Exercise prompt => Here are some records. Copy each one exactly.

"""

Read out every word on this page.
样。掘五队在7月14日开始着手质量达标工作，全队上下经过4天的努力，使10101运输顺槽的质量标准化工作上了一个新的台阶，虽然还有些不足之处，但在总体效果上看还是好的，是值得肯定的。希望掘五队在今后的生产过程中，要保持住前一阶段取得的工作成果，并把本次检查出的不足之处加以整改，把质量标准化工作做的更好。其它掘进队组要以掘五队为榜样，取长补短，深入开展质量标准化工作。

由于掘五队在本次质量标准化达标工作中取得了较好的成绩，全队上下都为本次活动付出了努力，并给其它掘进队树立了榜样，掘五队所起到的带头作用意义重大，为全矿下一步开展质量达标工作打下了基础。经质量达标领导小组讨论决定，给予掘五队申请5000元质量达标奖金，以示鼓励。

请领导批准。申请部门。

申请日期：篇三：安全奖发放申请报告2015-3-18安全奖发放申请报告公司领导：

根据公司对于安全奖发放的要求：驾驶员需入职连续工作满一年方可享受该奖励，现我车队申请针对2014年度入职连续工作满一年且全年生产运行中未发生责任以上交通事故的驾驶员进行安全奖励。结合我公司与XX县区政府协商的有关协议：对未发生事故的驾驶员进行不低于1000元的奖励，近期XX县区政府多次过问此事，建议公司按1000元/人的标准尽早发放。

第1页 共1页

"""

Solved exercise =>
Read out every word on this page.
样。掘五队在7月14日开始着手质量达标工作，全队上下经过4天的努力，使10101运输顺槽的质量标准化工作上了一个新的台阶，虽然还有些不足之处，但在总体效果上看还是好的，是值得肯定的。希望掘五队在今后的生产过程中，要保持住前一阶段取得的工作成果，并把本次检查出的不足之处加以整改，把质量标准化工作做的更好。其它掘进队组要以掘五队为榜样，取长补短，深入开展质量标准化工作。

由于掘五队在本次质量标准化达标工作中取得了较好的成绩，全队上下都为本次活动付出了努力，并给其它掘进队树立了榜样，掘五队所起到的带头作用意义重大，为全矿下一步开展质量达标工作打下了基础。经质量达标领导小组讨论决定，给予掘五队申请5000元质量达标奖金，以示鼓励。

请领导批准。申请部门。

申请日期：篇三：安全奖发放申请报告2015-3-18安全奖发放申请报告公司领导：

根据公司对于安全奖发放的要求：驾驶员需入职连续工作满一年方可享受该奖励，现我车队申请针对2014年度入职连续工作满一年且全年生产运行中未发生责任以上交通事故的驾驶员进行安全奖励。结合我公司与XX县区政府协商的有关协议：对未发生事故的驾驶员进行不低于1000元的奖励，近期XX县区政府多次过问此事，建议公司按1000元/人的标准尽早发放。

第1页 共1页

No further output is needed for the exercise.